__Recorded data__.
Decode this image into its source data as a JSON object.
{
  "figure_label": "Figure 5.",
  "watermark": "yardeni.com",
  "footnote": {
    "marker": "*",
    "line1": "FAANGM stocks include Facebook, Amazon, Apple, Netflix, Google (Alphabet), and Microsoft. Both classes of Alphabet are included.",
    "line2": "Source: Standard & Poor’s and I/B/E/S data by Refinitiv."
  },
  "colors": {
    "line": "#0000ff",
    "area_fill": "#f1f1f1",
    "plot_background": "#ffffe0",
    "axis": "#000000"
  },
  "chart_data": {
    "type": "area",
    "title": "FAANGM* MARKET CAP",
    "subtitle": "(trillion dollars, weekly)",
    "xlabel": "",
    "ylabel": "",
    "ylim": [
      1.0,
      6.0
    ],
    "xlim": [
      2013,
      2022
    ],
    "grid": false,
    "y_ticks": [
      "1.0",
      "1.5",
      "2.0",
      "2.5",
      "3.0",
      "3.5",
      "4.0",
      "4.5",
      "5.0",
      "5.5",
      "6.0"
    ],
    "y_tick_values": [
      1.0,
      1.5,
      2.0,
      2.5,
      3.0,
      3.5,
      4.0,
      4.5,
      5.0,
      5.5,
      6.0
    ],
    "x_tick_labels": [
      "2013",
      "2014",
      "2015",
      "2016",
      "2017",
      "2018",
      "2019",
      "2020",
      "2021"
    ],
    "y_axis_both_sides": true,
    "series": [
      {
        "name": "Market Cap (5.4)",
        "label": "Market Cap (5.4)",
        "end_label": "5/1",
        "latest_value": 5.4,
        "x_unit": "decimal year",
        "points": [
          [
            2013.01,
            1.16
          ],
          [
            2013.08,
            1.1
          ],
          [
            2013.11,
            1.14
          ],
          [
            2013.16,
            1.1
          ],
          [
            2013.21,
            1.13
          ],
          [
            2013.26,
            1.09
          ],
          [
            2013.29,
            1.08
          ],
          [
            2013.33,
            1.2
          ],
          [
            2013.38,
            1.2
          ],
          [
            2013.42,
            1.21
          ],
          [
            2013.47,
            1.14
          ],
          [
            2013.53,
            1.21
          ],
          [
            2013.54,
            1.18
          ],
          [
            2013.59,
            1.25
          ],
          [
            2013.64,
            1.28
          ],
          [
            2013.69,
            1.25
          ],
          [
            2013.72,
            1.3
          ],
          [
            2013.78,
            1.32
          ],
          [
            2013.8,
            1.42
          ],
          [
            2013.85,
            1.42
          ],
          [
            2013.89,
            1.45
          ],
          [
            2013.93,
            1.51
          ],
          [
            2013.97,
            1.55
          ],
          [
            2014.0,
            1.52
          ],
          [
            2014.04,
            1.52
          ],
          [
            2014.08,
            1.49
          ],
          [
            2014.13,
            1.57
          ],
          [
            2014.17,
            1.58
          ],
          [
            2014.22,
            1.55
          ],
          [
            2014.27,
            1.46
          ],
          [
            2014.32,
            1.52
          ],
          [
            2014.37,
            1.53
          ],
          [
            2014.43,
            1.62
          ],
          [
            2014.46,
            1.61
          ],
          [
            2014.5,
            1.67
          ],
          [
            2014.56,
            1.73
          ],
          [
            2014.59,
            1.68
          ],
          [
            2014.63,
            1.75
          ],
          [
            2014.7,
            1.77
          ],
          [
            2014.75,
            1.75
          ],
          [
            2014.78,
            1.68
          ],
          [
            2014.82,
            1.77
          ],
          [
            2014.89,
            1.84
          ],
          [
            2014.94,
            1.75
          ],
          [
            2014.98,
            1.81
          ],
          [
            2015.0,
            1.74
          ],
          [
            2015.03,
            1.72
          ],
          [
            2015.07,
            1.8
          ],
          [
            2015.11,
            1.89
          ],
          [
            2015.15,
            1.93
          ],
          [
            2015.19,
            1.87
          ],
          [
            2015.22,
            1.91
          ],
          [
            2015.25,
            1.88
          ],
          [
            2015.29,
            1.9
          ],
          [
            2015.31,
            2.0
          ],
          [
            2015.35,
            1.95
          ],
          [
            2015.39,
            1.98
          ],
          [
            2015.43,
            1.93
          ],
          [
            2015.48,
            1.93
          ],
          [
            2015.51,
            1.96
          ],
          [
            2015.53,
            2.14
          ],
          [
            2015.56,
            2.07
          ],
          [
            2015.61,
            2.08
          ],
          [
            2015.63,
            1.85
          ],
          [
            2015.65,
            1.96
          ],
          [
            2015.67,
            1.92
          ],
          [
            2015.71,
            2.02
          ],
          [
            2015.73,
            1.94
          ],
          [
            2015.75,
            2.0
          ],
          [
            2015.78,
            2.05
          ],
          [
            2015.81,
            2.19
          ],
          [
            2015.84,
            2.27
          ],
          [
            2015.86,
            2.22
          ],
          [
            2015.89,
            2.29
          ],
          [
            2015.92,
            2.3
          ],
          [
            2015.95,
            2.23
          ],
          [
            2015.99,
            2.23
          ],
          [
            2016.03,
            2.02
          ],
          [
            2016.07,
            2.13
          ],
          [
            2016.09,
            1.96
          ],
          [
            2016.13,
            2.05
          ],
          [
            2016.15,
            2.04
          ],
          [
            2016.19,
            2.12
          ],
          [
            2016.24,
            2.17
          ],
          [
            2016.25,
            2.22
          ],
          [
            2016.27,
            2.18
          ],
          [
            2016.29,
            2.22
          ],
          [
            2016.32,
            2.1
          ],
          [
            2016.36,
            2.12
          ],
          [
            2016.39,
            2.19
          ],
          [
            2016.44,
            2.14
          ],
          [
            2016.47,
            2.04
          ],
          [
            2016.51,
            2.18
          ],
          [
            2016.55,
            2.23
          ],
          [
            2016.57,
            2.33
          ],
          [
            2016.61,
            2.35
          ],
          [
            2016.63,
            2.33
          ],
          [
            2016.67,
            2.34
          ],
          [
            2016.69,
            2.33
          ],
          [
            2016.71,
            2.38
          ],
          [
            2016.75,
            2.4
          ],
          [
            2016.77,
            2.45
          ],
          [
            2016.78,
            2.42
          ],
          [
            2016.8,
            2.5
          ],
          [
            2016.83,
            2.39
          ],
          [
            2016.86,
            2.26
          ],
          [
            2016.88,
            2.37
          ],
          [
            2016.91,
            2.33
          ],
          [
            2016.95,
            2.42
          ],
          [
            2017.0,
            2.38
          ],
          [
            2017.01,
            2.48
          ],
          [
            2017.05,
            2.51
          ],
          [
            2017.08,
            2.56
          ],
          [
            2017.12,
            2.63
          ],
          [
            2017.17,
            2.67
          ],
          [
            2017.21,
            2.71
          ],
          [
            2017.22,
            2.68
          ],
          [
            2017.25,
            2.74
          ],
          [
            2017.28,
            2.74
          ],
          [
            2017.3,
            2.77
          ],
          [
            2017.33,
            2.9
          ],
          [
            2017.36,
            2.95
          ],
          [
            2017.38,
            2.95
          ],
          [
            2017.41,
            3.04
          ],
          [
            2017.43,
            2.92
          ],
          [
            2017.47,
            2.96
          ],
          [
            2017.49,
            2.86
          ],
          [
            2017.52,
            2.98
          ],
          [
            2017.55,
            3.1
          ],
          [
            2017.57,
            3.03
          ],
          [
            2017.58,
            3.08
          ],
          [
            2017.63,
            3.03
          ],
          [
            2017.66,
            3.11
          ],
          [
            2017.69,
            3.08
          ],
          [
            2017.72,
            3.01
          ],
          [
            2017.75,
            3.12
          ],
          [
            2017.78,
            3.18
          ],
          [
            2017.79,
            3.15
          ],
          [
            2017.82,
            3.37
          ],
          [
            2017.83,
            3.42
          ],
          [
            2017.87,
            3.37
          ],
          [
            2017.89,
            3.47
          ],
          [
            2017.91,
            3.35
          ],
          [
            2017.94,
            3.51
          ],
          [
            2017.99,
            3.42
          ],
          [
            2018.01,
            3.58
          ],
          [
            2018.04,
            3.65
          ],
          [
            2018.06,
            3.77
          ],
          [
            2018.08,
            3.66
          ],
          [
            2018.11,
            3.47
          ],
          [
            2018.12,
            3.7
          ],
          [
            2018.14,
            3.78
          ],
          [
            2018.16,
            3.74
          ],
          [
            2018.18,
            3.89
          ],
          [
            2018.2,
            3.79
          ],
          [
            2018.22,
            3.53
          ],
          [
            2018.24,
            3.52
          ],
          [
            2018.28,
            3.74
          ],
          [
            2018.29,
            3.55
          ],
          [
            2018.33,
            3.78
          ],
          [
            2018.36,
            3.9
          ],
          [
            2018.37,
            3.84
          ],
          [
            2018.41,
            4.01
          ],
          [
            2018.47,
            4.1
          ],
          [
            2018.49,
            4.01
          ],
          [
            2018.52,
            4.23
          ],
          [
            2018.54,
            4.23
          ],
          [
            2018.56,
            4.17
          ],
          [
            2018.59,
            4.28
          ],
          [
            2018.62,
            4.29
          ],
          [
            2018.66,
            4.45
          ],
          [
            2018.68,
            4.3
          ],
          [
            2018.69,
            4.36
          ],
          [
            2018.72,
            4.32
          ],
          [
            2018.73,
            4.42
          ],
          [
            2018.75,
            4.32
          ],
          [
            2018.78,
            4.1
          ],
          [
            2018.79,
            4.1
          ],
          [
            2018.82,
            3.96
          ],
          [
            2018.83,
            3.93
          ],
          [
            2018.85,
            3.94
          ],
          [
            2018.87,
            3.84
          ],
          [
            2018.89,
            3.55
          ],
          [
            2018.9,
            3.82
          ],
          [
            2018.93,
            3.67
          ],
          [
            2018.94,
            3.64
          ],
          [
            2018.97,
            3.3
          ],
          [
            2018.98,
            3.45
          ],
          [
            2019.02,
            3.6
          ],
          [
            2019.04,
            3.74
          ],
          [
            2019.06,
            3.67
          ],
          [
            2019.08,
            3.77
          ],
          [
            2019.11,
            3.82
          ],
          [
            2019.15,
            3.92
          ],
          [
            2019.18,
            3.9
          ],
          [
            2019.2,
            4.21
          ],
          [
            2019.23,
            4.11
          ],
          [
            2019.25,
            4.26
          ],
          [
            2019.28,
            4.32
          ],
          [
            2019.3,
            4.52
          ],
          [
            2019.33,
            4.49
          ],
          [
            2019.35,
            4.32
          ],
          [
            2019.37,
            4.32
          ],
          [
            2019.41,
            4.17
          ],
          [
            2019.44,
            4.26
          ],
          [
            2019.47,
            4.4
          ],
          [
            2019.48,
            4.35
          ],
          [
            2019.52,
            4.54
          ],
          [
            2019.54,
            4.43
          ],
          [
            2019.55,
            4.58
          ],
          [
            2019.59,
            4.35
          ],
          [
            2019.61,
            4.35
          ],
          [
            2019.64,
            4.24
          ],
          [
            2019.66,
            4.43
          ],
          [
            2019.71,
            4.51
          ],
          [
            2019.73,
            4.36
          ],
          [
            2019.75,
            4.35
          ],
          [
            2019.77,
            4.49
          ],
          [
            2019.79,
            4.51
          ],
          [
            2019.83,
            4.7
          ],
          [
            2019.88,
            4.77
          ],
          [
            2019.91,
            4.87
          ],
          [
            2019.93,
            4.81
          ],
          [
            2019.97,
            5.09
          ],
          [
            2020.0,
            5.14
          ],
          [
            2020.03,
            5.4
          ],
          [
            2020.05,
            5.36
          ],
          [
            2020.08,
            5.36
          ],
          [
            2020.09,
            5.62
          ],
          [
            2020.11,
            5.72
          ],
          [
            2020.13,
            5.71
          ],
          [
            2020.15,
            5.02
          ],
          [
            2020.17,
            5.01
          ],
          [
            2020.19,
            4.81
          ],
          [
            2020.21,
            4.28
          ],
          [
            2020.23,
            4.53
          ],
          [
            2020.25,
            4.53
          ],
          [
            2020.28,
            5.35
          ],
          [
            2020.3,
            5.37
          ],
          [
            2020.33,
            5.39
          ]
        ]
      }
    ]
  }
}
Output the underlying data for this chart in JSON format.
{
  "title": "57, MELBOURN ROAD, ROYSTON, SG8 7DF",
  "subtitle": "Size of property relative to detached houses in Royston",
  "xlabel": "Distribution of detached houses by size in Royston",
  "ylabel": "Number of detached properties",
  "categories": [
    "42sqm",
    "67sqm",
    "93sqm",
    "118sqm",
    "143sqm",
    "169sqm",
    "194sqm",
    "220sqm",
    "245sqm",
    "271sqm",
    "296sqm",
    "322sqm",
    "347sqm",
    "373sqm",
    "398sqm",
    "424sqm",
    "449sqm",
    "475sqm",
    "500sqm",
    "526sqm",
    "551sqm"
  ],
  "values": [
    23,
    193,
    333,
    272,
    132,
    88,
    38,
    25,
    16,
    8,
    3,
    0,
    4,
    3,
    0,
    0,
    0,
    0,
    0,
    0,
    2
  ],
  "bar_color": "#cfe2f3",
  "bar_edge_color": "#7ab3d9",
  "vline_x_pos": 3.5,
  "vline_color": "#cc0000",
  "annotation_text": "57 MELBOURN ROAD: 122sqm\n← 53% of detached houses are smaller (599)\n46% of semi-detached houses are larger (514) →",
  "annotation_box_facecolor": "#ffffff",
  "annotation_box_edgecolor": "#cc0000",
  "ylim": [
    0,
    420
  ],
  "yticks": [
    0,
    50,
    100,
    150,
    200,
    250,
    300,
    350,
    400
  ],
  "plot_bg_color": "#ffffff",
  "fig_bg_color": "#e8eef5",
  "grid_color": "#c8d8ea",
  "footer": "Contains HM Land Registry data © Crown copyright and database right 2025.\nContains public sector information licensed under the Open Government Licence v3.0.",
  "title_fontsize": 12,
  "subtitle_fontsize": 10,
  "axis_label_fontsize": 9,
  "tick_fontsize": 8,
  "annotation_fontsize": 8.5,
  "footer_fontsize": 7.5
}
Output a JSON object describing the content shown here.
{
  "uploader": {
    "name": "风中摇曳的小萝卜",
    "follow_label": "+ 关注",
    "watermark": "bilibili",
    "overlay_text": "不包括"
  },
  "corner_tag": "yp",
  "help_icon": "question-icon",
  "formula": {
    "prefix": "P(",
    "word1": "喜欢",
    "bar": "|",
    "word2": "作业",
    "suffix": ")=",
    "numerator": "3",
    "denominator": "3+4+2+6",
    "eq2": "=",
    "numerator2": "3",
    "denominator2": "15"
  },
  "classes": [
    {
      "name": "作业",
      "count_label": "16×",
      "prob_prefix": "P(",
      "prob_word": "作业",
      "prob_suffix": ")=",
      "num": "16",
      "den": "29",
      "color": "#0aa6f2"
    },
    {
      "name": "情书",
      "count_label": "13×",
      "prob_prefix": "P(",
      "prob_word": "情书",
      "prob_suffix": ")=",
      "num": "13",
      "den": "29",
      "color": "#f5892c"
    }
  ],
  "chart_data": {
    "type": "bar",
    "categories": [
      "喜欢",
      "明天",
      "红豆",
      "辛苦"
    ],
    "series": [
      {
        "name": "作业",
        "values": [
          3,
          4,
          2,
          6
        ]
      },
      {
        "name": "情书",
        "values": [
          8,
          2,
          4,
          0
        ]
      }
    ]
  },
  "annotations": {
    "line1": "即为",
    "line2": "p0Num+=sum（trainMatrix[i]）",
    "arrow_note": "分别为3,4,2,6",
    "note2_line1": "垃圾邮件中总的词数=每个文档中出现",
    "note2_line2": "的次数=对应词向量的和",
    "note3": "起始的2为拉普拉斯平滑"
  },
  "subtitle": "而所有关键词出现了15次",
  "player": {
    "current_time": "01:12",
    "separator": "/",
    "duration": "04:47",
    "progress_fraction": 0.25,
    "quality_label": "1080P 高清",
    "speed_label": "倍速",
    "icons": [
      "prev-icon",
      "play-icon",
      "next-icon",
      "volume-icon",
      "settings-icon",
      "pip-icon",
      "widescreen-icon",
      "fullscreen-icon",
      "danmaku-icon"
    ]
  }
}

__Do this__. Report each line in the data that holds the word "houses".

__Correct result__.
  "subtitle": "Size of property relative to detached houses in Royston",
  "xlabel": "Distribution of detached houses by size in Royston",
  "annotation_text": "57 MELBOURN ROAD: 122sqm\n← 53% of detached houses are smaller (599)\n46% of semi-detached houses are larger (514) →",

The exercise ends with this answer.